Document excerpt >>
####################

At the start of the war, the belligerents, especially the British and Germans, began distributing propaganda, both domestically and on the Western front. The British had several advantages that allowed them to succeed in the battle for world opinion; they had one of the world's most reputable news systems, with much experience in international and cross-cultural communication, and they controlled much of the undersea communications cable system then in operation. These capabilities were easily transitioned to the task of warfare.

The British also had a diplomatic service that maintained good relations with many nations around the world, in contrast to the reputation of the German services. While German attempts to foment revolution in parts of the British Empire, such as Ireland and India, were ineffective, extensive experience in the Middle East allowed the British to successfully induce the Arabs to revolt against the Ottoman Empire.

####################

Dataset records >>

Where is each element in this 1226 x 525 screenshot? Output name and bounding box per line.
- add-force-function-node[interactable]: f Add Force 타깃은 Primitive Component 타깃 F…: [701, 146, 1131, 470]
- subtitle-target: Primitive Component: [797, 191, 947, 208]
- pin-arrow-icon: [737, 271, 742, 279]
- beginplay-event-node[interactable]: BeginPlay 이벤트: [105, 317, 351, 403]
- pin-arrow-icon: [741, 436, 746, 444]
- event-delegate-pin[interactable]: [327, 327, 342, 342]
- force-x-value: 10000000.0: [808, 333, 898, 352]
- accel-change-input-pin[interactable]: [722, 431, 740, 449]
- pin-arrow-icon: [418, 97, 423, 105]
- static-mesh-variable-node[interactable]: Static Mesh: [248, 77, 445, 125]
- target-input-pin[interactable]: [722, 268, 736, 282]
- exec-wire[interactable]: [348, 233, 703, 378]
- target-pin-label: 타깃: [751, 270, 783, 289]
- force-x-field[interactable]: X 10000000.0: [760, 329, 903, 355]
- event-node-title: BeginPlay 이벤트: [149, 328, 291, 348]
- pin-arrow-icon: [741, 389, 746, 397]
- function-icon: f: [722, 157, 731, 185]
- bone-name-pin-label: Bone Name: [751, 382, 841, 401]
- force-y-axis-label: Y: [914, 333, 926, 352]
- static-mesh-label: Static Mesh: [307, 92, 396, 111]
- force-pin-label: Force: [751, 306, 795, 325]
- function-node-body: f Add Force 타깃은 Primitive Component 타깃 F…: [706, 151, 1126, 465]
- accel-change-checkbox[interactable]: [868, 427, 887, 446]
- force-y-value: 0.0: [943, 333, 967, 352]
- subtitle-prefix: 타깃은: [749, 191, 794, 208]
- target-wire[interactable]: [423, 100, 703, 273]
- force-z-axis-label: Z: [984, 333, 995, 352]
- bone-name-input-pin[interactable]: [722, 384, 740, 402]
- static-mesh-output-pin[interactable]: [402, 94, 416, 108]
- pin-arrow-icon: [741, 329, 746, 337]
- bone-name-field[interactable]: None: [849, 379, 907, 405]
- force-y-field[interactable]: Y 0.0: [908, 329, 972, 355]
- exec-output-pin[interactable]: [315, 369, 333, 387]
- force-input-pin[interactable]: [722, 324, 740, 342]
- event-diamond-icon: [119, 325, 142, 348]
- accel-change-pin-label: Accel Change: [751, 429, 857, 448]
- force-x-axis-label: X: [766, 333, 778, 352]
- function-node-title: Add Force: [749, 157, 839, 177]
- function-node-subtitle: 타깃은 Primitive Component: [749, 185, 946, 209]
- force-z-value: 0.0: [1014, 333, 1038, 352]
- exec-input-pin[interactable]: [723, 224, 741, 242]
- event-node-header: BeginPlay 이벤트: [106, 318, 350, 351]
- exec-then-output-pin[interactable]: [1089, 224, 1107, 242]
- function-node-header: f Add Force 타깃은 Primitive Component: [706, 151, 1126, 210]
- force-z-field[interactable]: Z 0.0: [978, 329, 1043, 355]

####################

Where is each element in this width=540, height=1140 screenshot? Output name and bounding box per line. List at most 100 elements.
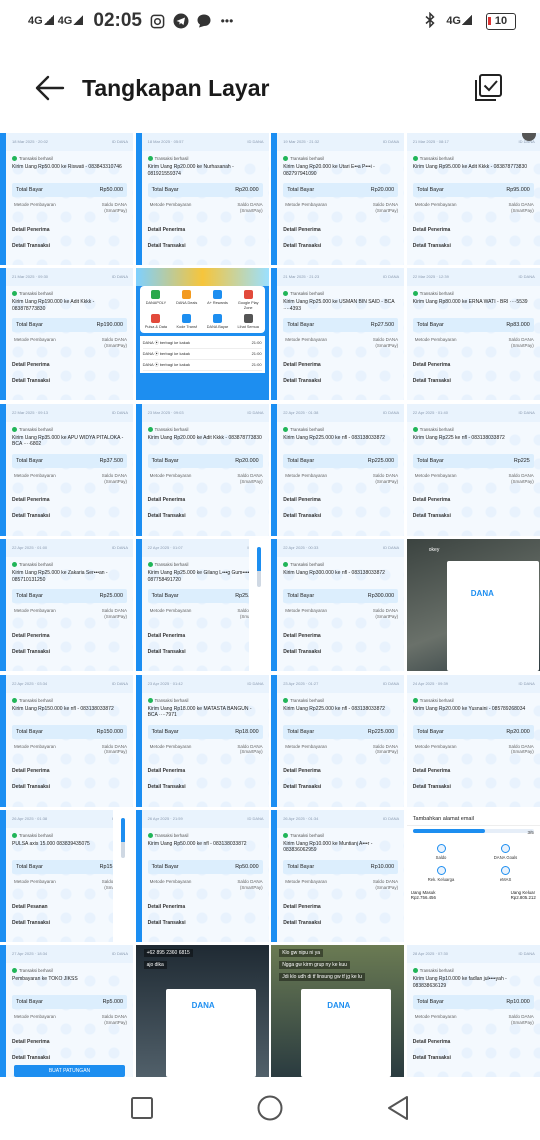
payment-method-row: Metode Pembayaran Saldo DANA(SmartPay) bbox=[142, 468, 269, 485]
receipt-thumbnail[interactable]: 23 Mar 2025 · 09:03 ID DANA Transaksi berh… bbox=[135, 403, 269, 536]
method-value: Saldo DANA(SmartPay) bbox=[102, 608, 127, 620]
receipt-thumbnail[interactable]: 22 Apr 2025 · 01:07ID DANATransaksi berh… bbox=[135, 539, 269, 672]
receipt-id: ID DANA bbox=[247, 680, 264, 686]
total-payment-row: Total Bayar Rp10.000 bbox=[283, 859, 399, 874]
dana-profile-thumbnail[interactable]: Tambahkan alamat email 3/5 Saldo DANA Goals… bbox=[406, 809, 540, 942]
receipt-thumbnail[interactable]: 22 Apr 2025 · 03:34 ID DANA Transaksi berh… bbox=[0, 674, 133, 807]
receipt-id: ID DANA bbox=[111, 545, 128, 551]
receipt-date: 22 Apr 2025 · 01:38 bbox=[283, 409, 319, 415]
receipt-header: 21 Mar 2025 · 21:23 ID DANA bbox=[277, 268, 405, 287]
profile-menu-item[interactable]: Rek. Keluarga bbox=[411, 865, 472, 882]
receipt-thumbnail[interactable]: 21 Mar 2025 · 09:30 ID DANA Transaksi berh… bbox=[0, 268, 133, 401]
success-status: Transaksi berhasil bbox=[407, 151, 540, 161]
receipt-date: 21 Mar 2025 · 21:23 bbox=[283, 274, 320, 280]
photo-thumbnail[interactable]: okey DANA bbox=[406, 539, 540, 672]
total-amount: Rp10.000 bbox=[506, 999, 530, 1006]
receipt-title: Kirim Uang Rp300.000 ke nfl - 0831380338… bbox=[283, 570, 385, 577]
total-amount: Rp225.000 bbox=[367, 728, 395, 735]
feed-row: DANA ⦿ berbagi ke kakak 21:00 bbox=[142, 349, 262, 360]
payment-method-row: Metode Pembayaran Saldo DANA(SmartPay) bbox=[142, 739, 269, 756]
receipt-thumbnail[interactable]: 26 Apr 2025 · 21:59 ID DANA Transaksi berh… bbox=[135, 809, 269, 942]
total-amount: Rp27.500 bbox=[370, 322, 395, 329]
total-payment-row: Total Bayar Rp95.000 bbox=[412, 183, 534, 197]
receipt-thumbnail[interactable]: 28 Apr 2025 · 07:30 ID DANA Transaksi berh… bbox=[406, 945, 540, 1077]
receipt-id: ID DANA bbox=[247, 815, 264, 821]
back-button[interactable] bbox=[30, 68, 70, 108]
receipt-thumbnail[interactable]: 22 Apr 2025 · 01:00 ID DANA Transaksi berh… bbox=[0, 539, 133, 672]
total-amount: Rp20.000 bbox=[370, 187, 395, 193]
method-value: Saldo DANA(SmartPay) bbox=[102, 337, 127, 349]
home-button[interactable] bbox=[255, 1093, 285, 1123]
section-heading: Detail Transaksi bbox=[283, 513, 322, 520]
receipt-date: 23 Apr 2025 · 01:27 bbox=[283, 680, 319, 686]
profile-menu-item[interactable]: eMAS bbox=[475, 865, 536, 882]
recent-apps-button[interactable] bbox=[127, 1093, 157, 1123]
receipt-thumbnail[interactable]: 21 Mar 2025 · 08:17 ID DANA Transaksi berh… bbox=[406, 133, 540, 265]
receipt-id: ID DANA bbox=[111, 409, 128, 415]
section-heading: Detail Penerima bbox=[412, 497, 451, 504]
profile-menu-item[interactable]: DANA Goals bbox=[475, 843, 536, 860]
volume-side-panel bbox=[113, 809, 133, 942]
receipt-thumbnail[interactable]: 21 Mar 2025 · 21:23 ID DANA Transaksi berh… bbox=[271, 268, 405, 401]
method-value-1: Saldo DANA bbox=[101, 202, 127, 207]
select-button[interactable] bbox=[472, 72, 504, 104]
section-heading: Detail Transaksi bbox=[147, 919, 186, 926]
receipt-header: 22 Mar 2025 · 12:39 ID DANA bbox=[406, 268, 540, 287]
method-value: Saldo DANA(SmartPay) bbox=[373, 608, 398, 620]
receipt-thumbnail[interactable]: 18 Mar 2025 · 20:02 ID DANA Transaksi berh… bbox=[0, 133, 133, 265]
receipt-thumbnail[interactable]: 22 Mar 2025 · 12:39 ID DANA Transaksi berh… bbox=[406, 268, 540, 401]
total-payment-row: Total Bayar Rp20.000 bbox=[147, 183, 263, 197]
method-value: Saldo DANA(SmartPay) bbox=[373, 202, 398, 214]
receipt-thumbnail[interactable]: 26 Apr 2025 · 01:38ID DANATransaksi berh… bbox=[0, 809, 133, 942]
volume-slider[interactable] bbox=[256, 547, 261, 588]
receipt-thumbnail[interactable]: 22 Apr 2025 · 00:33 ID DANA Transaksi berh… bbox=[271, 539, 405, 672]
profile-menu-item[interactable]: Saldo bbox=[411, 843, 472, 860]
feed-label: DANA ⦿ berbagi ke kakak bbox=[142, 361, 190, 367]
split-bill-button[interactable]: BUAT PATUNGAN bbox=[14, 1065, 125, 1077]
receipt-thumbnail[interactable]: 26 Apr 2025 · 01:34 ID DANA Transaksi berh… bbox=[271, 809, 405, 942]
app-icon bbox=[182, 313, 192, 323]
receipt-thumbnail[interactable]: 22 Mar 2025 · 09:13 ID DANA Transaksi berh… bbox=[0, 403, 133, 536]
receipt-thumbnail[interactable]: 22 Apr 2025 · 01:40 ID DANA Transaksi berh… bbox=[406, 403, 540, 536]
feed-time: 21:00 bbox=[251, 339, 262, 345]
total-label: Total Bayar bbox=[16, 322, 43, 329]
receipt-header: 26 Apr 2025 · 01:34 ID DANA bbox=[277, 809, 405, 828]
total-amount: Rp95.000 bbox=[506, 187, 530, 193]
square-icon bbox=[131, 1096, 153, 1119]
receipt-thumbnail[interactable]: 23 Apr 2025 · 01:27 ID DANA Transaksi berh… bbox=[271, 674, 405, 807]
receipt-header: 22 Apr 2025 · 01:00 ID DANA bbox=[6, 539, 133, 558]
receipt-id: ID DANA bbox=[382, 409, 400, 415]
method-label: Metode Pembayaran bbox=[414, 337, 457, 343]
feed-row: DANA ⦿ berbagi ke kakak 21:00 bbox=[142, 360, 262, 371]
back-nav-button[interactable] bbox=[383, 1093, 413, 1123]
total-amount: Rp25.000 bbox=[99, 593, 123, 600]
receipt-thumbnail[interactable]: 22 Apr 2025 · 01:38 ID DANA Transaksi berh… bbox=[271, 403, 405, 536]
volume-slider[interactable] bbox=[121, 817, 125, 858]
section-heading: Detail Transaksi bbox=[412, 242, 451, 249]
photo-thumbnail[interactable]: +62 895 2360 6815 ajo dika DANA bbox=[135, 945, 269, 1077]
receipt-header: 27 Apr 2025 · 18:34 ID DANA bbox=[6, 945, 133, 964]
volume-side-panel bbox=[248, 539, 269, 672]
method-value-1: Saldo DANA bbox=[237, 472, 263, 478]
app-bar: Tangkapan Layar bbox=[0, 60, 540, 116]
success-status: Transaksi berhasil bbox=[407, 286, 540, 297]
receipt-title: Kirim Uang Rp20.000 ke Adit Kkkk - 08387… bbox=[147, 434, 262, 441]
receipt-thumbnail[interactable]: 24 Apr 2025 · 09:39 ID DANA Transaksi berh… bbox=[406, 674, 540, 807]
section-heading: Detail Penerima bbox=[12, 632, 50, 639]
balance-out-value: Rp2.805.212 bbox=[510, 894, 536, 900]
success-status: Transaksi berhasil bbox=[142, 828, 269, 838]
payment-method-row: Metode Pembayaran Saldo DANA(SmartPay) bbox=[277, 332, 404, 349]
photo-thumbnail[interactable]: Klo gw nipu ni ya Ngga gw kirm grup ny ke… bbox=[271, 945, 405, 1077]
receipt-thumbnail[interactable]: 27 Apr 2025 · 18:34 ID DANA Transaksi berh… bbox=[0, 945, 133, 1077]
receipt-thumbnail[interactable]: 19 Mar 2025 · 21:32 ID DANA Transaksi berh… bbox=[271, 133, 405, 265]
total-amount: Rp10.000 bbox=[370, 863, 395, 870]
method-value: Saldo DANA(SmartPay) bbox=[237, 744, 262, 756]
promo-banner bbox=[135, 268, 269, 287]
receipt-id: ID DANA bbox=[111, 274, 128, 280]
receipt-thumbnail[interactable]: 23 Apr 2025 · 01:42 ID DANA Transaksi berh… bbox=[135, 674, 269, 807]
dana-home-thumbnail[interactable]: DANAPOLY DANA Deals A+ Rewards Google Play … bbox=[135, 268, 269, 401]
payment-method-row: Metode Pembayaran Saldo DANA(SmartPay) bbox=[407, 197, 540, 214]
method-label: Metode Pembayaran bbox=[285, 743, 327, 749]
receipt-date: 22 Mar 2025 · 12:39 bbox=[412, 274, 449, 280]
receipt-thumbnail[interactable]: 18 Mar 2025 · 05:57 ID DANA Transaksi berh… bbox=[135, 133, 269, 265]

####################

Exercise 1 >> List the advantages that the first paragraph of the wartime propaganda passage says allowed the British to succeed in the battle for world opinion.
Exercise 2 >> From the listing, quote the stretch from the line that contains "Where is each element in this 1226" through the line that contains "- subtitle-target: Primitive", reproducing each line character for character.
The listing is unrelated to the text.

Written answer 1 >>
- One of the world's most reputable news systems
- Much experience in international and cross-cultural communication
- Control of much of the undersea communications cable system then in operation

Written answer 2 >>
Where is each element in this 1226 x 525 screenshot? Output name and bounding box per line.
- add-force-function-node[interactable]: f Add Force 타깃은 Primitive Component 타깃 F…: [701, 146, 1131, 470]
- subtitle-target: Primitive Component: [797, 191, 947, 208]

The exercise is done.